[begin Data shown]

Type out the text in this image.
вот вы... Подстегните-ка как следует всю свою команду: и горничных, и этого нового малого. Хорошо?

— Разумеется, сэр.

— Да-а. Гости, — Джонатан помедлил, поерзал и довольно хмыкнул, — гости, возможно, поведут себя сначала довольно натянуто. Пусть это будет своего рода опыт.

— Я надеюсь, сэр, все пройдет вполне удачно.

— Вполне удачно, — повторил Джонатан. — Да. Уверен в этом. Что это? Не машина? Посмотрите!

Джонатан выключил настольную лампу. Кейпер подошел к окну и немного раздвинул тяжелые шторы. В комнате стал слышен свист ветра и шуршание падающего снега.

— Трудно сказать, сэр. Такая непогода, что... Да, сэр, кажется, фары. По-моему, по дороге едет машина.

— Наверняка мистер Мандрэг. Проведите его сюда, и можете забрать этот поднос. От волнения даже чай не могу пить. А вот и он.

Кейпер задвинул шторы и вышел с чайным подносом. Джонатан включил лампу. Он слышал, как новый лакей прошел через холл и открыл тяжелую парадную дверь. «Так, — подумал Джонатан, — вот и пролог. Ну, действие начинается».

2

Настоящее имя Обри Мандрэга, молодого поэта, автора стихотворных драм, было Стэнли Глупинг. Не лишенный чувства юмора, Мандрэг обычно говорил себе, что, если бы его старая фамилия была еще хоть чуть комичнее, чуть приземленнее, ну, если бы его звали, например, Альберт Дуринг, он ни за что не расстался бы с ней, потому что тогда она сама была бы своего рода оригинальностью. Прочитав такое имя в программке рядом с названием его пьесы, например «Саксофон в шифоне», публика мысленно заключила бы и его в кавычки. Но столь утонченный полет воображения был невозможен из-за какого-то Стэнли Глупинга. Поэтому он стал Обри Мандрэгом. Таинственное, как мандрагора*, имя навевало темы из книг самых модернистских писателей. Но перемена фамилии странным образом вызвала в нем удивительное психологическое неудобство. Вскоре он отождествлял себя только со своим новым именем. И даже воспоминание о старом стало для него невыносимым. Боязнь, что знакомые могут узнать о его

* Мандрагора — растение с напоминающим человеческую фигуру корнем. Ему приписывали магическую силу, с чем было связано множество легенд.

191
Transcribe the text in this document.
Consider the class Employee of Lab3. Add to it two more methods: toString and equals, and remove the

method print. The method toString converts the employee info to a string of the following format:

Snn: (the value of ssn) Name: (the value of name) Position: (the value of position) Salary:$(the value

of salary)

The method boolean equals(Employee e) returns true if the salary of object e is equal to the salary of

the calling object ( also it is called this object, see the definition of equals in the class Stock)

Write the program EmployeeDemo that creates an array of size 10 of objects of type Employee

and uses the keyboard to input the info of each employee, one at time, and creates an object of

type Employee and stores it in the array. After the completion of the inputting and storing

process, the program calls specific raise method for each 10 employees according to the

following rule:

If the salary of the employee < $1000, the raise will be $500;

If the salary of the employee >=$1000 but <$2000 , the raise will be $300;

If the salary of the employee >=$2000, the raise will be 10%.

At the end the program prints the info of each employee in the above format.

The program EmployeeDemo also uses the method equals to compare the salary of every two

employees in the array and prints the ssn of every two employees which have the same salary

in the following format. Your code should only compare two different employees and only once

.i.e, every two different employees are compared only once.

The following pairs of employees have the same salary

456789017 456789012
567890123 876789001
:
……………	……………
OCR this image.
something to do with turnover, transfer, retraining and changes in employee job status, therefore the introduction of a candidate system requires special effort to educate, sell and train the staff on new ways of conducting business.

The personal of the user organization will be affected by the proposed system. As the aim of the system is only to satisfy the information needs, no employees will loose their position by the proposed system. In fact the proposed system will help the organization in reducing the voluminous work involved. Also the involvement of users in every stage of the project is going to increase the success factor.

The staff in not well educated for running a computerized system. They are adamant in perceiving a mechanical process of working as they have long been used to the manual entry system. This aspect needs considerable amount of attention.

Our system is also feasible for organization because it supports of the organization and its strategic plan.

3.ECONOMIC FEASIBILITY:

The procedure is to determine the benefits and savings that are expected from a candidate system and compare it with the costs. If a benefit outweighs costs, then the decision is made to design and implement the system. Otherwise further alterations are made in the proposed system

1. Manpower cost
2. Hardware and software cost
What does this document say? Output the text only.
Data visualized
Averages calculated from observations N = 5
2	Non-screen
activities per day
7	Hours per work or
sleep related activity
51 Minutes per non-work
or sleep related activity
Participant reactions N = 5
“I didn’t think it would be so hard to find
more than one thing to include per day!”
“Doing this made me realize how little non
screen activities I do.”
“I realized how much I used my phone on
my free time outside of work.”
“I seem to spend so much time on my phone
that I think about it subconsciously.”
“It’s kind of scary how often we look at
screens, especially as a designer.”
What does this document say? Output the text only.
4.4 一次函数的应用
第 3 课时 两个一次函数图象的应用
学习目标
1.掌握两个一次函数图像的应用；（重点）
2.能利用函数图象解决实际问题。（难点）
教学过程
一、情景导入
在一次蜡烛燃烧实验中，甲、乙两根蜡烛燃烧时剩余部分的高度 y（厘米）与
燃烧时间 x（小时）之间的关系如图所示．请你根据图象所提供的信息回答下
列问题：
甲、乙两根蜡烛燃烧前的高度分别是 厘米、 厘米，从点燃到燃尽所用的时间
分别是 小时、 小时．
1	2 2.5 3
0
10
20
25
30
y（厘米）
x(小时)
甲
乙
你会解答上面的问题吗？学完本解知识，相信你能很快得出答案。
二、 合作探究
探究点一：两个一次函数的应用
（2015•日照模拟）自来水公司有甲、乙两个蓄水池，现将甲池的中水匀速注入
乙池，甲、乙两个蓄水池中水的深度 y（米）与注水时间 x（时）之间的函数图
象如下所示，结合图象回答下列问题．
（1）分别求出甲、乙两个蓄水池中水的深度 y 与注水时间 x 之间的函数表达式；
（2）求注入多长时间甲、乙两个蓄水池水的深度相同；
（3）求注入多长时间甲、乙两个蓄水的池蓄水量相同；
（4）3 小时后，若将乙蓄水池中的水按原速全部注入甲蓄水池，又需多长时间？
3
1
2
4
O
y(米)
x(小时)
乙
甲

[end Data shown]

Exercise aim.
Find the lines containing "toString" and list every one of them.

Solution to this exercise.
Consider the class Employee of Lab3. Add to it two more methods: toString and equals, and remove the
method print. The method toString converts the employee info to a string of the following format:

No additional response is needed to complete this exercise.